_EXTRACT_
>> begin
Cody, 46, worked in construction trades and other businesses for a number of years. He operated heavy equipment, worked in construction, felled timber, and also has been a firefighter. (He still works as a wildfire firefighter for the U.S. Forest Service in the summer months.)

He and his wife were both working professionals, but they decided on a drastic change in their lifestyle. They opted to become homesteaders, getting back to the land and living largely off what they can grow and produce themselves. Their goal was to change their life, to slow down the pace of living and have more time as a family. The couple sold their home and other property and purchased an old, decrepit log house on 60 acres about a three hour drive east of Portland, then spent the past five years making it their home.

The old log house, built in 1904, was in “terrible condition,” recalled Cody. It had no heat, and the pipes had burst some time ago. The family moved in during the winter. “That first winter was pretty rough,” said Cody, who put new plumbing and electrical service in the house.

Before embarking on homesteading, Cody already had begun making YouTube videos, sharing various exploits and skills, and they attracted a following. He continued making new videos, documenting the family’s progress in their homestead near the Cascade Mountains.

They now live a life that is “pretty self-sufficient,” said Cody, who has a son, Jack, 11, with his wife.

(Cody has his own YouTube channel, the Wranglerstar Channel. It has more than 1,300 videos, and more than 371,000 people subscribe to it. The YouTube channel gets about 7 million views daily, according to Cody, who earns a percentage of advertising revenues from the channel.)

The Granberg Alaskan Chainsaw Mill has enabled Cody to cut all the timbers and lumber he has needed for various do-it-yourself projects, including a greenhouse, two cabins, fencing, and more. “We use it for all our construction,” he said. “We use it to mill all our timbers and lumber.”

Cody actually bought his Granberg Alaskan Chainsaw Mill seven years ago, before the start of homesteading. He had seen U.S. Forest Service personnel using one in Yosemite National Park about 10 years ago. Park staff were using it to mill timbers out of a fallen tree. “I’d never seen anything like it before,” recalled Cody. “That’s what really got me thinking about it.”

He didn’t make a snap decision, however. He researched and considered similar equipment. “I looked long and hard and I talked to a lot of people that used them.” His decision came down to Granberg and another brand, but the Alaskan Chainsaw Mill “looked to me to be the better of the two,” he said.

His experience has borne out that choice. “It’s wonderful,” he said.

He likes the affordability of the Granberg mill. “It’s something most guys can afford,” he noted, and likely able to use with a chainsaw they already own.

Another factor is portability. “It’s totally portable,” said Cody. “Mill the log where it falls.” It is portable enough to be used in remote areas. “They’re super versatile that way.”

It is well suited for hobbyists, homeowners and farmers to make timbers and lumber for various projects, according to Cody.
>> end
_DATA_
>> begin
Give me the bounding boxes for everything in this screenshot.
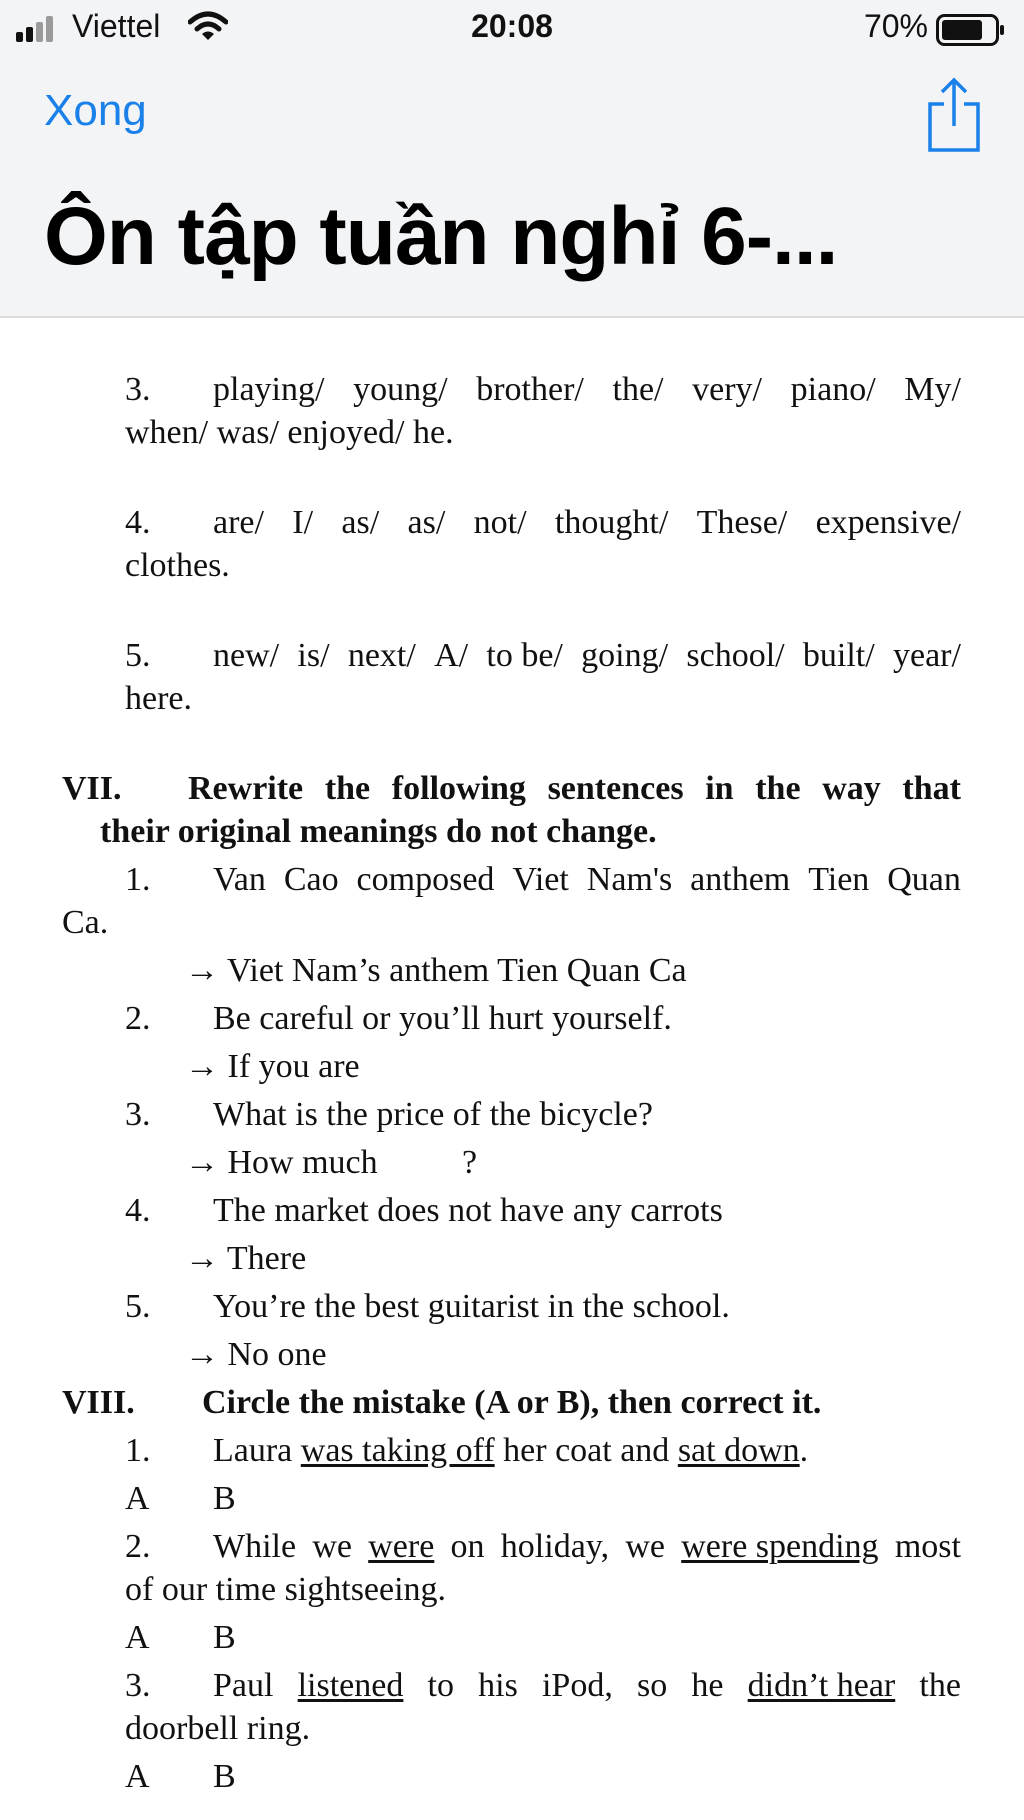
>> end
_REQUEST_
Can you return, word for word, the part of the homesteading article from "Before embarking on" up to and including "the Cascade Mountains."?

_RESULT OF THIS TASK_
Before embarking on homesteading, Cody already had begun making YouTube videos, sharing various exploits and skills, and they attracted a following. He continued making new videos, documenting the family’s progress in their homestead near the Cascade Mountains.